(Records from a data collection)
_ _ _ _

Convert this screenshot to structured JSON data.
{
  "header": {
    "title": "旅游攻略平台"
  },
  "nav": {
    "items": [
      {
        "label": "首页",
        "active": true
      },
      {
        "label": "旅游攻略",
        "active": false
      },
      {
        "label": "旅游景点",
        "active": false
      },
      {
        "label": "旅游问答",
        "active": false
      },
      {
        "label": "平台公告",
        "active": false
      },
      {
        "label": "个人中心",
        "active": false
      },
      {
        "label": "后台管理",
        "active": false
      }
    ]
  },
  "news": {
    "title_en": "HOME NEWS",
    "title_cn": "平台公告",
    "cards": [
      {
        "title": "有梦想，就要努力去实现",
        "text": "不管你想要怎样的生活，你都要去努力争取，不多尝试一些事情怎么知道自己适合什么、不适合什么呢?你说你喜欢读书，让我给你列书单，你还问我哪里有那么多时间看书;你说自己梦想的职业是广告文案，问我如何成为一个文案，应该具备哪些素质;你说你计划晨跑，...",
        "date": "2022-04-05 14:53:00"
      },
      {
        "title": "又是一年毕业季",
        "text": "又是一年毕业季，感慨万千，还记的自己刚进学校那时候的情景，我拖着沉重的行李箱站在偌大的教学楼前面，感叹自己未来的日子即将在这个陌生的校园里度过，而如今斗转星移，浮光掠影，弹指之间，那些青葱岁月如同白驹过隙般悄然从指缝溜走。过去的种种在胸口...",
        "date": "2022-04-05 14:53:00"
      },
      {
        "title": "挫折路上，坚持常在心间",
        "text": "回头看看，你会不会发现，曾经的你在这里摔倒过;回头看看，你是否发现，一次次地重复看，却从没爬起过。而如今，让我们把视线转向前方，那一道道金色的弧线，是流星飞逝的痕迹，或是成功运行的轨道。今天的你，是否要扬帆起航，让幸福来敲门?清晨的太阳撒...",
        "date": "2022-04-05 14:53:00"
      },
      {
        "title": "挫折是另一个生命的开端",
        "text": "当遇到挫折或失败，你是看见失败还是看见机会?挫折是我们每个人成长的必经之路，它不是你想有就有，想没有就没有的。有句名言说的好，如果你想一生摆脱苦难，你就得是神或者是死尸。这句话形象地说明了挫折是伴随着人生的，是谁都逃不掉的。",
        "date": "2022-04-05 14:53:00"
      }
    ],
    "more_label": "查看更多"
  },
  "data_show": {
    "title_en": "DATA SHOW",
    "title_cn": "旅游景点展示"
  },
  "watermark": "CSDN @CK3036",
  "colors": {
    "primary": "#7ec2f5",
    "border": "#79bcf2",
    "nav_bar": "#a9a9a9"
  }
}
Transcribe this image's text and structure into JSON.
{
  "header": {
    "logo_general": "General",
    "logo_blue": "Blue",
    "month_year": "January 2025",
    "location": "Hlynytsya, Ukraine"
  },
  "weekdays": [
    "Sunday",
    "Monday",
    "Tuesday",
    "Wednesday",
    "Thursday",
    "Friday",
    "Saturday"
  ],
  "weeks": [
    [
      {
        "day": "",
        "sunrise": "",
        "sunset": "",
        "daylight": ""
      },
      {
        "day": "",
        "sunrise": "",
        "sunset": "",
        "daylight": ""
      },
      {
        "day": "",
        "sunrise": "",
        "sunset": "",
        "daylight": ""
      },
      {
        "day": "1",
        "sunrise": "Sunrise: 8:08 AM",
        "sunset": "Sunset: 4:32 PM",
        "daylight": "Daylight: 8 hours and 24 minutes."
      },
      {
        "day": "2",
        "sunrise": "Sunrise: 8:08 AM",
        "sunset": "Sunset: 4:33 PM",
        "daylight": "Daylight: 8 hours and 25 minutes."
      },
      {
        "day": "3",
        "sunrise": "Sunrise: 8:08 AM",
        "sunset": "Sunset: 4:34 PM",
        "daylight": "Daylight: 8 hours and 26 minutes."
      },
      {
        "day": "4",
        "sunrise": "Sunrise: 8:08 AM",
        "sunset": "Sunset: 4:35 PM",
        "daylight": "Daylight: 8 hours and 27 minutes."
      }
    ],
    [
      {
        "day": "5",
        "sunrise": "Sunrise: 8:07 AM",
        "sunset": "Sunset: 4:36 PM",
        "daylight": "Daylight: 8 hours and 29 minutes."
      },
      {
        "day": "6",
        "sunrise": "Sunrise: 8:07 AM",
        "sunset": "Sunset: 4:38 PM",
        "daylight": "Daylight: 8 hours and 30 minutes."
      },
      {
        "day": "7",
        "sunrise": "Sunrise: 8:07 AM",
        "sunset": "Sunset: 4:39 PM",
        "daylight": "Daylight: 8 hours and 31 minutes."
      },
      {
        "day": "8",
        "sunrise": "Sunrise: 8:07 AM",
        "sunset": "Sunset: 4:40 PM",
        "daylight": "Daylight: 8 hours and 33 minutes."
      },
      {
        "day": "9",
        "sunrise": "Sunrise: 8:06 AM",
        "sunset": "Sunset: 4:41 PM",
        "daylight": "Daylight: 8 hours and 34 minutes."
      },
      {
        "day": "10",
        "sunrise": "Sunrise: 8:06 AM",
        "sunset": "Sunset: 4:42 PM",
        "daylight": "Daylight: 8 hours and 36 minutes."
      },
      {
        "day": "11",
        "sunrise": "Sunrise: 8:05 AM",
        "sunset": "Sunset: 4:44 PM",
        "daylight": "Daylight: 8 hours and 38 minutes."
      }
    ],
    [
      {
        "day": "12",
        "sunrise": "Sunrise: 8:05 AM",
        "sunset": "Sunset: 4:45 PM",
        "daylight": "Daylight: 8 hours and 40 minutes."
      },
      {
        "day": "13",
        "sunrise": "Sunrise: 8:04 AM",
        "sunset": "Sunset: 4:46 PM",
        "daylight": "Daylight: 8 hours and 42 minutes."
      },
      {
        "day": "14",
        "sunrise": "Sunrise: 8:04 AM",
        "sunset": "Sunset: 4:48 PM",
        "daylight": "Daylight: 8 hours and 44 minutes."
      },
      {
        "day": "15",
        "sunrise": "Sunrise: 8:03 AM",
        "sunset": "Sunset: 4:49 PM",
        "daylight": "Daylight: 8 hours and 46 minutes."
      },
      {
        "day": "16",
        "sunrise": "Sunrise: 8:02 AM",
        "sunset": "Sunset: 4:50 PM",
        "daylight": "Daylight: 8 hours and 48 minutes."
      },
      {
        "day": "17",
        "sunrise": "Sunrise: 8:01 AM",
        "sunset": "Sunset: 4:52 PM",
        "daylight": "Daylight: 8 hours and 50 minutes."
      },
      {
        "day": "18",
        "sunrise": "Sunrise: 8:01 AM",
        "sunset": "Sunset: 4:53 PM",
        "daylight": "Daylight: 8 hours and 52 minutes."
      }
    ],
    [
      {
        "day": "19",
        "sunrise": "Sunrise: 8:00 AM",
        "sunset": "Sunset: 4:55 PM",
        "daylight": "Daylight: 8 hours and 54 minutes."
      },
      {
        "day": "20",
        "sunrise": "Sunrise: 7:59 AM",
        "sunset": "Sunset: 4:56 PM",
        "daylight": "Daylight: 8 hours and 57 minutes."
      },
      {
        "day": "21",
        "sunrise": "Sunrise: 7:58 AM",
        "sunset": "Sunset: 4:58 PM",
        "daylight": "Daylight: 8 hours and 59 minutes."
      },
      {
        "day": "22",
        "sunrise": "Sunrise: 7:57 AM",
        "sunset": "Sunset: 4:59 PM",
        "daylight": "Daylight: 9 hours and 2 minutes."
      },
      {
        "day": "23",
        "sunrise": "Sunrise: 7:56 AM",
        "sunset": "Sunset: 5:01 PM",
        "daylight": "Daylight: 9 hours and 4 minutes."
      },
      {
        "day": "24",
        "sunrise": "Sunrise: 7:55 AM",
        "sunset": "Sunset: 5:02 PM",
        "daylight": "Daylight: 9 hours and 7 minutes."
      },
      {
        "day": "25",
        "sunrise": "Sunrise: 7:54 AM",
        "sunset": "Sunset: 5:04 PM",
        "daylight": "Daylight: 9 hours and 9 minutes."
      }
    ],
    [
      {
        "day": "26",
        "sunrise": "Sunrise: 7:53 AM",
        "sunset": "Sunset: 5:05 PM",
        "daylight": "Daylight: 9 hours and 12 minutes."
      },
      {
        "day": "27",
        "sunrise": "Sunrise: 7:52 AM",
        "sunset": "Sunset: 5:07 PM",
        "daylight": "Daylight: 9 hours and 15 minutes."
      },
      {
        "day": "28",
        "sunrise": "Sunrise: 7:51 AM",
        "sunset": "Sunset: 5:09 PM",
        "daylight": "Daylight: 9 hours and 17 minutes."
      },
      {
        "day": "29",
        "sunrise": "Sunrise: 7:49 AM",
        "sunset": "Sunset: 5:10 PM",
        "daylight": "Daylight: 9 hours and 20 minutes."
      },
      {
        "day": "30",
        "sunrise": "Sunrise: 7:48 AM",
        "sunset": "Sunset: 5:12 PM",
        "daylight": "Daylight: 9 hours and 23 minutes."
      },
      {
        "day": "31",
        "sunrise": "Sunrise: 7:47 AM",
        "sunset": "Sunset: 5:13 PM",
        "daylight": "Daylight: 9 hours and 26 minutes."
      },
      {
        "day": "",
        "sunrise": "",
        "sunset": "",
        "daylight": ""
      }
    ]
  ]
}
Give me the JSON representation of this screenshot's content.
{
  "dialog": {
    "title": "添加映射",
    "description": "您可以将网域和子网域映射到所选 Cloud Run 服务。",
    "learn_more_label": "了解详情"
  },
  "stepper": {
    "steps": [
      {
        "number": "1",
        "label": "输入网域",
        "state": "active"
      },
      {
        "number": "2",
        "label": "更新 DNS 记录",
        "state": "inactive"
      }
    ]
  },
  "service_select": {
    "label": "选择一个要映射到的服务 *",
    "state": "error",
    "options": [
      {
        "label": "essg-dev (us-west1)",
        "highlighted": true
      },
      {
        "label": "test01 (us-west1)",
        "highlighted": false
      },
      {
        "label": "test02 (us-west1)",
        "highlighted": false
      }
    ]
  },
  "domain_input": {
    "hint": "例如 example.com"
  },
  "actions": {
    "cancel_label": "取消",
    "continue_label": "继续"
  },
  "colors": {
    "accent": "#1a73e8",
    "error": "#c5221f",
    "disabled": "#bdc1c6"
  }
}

_ _ _ _

GOAL OF THE EXERCISE → Scan the records above for the string "this", then select every line that holds it.

COMPLETED TASK →
Convert this screenshot to structured JSON data.
Transcribe this image's text and structure into JSON.
Give me the JSON representation of this screenshot's content.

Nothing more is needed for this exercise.